WHAT IS NEEDED:
Count every line below in which "name" occurs, then give only the count.
━━━━━━━━━━
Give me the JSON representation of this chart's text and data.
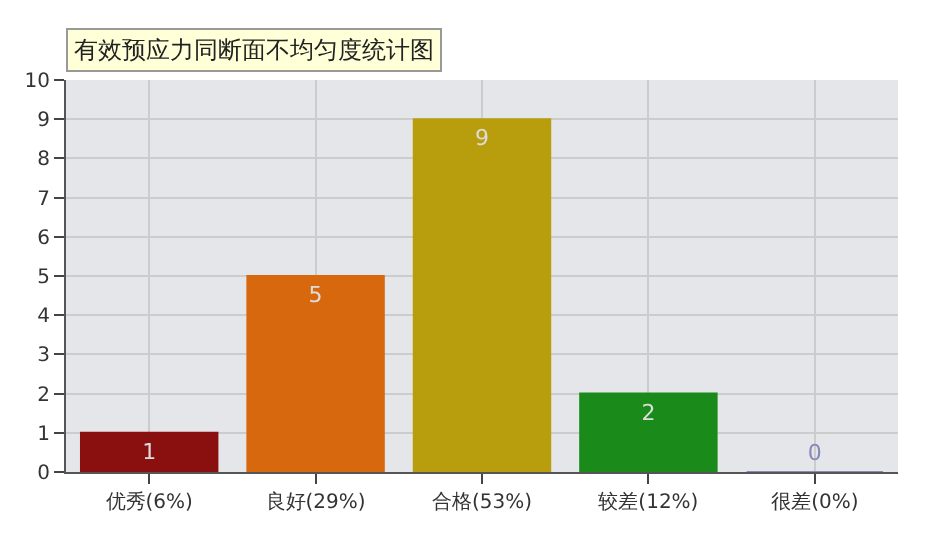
{
  "chart_data": {
    "type": "bar",
    "title": "有效预应力同断面不均匀度统计图",
    "categories": [
      "优秀(6%)",
      "良好(29%)",
      "合格(53%)",
      "较差(12%)",
      "很差(0%)"
    ],
    "values": [
      1,
      5,
      9,
      2,
      0
    ],
    "colors": [
      "#8a1010",
      "#d8680e",
      "#b89e0c",
      "#1a8a1a",
      "#8888bb"
    ],
    "ylim": [
      0,
      10
    ],
    "yticks": [
      0,
      1,
      2,
      3,
      4,
      5,
      6,
      7,
      8,
      9,
      10
    ],
    "grid": true,
    "data_labels": true
  }
}
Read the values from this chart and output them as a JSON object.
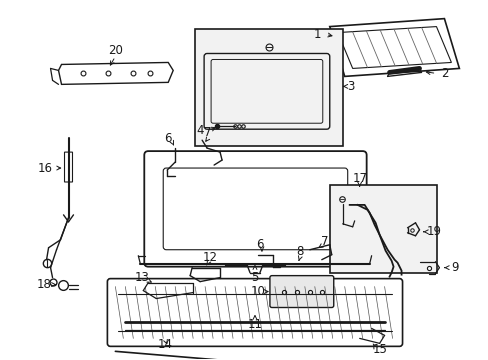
{
  "bg_color": "#ffffff",
  "line_color": "#1a1a1a",
  "fig_width": 4.89,
  "fig_height": 3.6,
  "dpi": 100,
  "label_fontsize": 8.5,
  "arrow_lw": 0.7
}
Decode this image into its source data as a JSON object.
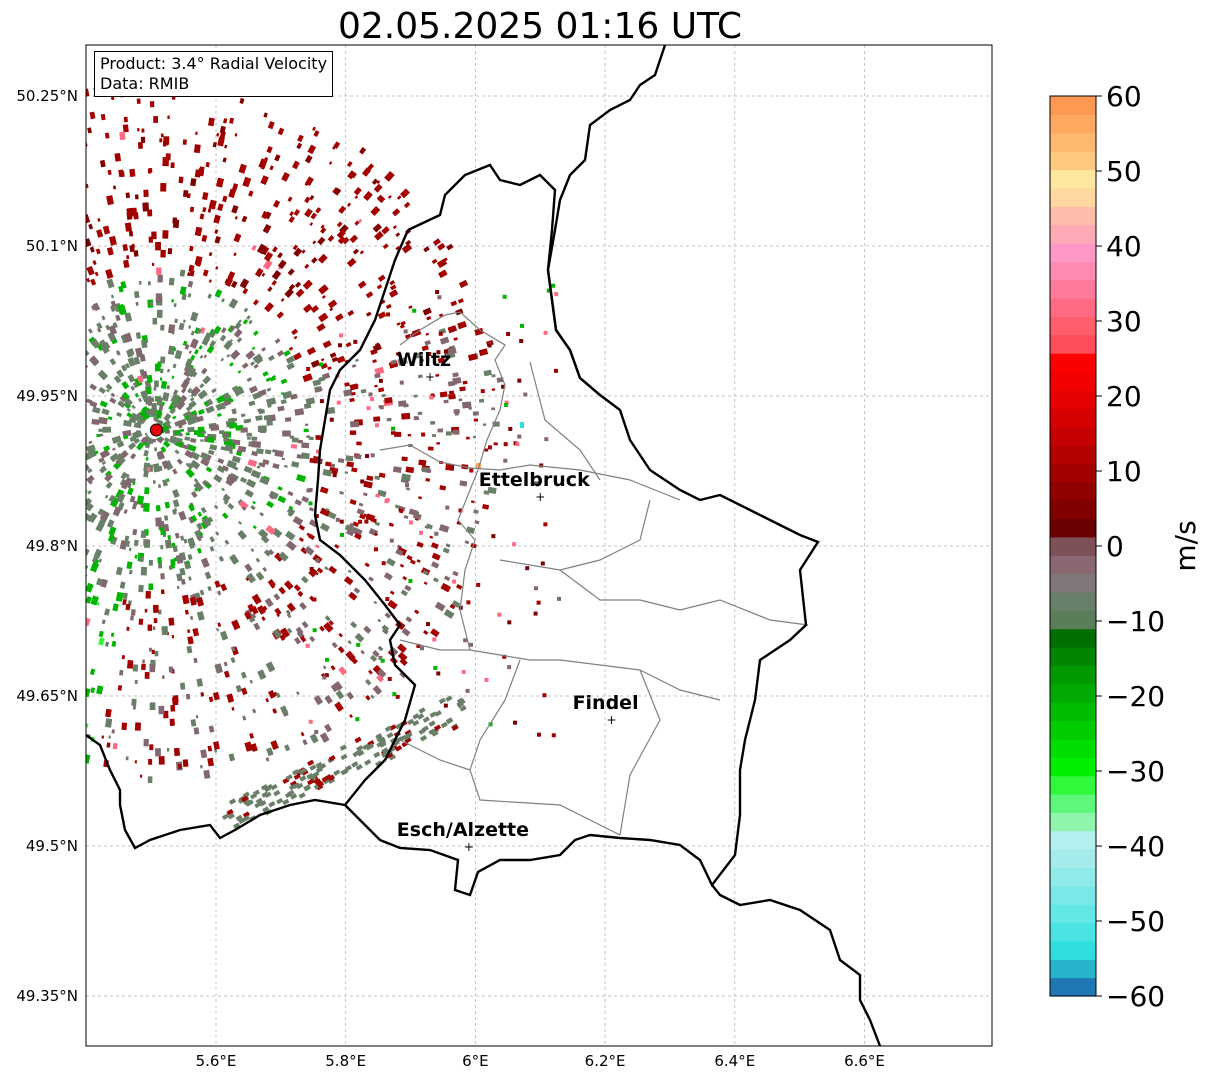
{
  "title": "02.05.2025 01:16 UTC",
  "info": {
    "product": "Product: 3.4° Radial Velocity",
    "data": "Data: RMIB"
  },
  "map_extent": {
    "lon": [
      5.4,
      6.8
    ],
    "lat": [
      49.3,
      50.3
    ]
  },
  "lat_ticks": [
    {
      "value": 50.25,
      "label": "50.25°N"
    },
    {
      "value": 50.1,
      "label": "50.1°N"
    },
    {
      "value": 49.95,
      "label": "49.95°N"
    },
    {
      "value": 49.8,
      "label": "49.8°N"
    },
    {
      "value": 49.65,
      "label": "49.65°N"
    },
    {
      "value": 49.5,
      "label": "49.5°N"
    },
    {
      "value": 49.35,
      "label": "49.35°N"
    }
  ],
  "lon_ticks": [
    {
      "value": 5.6,
      "label": "5.6°E"
    },
    {
      "value": 5.8,
      "label": "5.8°E"
    },
    {
      "value": 6.0,
      "label": "6°E"
    },
    {
      "value": 6.2,
      "label": "6.2°E"
    },
    {
      "value": 6.4,
      "label": "6.4°E"
    },
    {
      "value": 6.6,
      "label": "6.6°E"
    }
  ],
  "cities": [
    {
      "name": "Wiltz",
      "lon": 5.93,
      "lat": 49.97
    },
    {
      "name": "Ettelbruck",
      "lon": 6.1,
      "lat": 49.85
    },
    {
      "name": "Findel",
      "lon": 6.21,
      "lat": 49.627
    },
    {
      "name": "Esch/Alzette",
      "lon": 5.99,
      "lat": 49.5
    }
  ],
  "radar_site": {
    "lon": 5.505,
    "lat": 49.915,
    "color": "#e8000b"
  },
  "colorbar": {
    "label": "m/s",
    "min": -60,
    "max": 60,
    "ticks": [
      {
        "value": 60,
        "label": "60"
      },
      {
        "value": 50,
        "label": "50"
      },
      {
        "value": 40,
        "label": "40"
      },
      {
        "value": 30,
        "label": "30"
      },
      {
        "value": 20,
        "label": "20"
      },
      {
        "value": 10,
        "label": "10"
      },
      {
        "value": 0,
        "label": "0"
      },
      {
        "value": -10,
        "label": "−10"
      },
      {
        "value": -20,
        "label": "−20"
      },
      {
        "value": -30,
        "label": "−30"
      },
      {
        "value": -40,
        "label": "−40"
      },
      {
        "value": -50,
        "label": "−50"
      },
      {
        "value": -60,
        "label": "−60"
      }
    ],
    "colors": [
      "#1f77b4",
      "#27b3cc",
      "#30dede",
      "#4ae3e3",
      "#62e6e6",
      "#7ae8e8",
      "#90eaea",
      "#a4ecec",
      "#b6efef",
      "#8ff5ad",
      "#5ef77a",
      "#30f83a",
      "#00ee00",
      "#00dd00",
      "#00cc00",
      "#00bb00",
      "#00aa00",
      "#009900",
      "#008600",
      "#006e00",
      "#5a7e5a",
      "#68806a",
      "#807878",
      "#8a6872",
      "#7e5058",
      "#6b0000",
      "#800000",
      "#900000",
      "#a30000",
      "#b50000",
      "#c60000",
      "#d60000",
      "#e60000",
      "#f20000",
      "#fa0000",
      "#ff4c5a",
      "#ff5e6c",
      "#ff6a82",
      "#ff7a9a",
      "#ff8ab4",
      "#ff98c6",
      "#ffaab4",
      "#ffbcaa",
      "#ffd8a0",
      "#ffe7a0",
      "#ffca80",
      "#ffb870",
      "#ffa860",
      "#ff9850"
    ]
  },
  "velocity_palette": {
    "dark_red": "#a30000",
    "maroon": "#800000",
    "grey_green": "#6a7f68",
    "grey_mauve": "#82686e",
    "green": "#00b400",
    "bright_green": "#30f83a",
    "pink": "#ff6a82",
    "cyan": "#30dede",
    "orange": "#ffa860"
  }
}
━━━━━━━━━━
ANSWER IN FULL:
4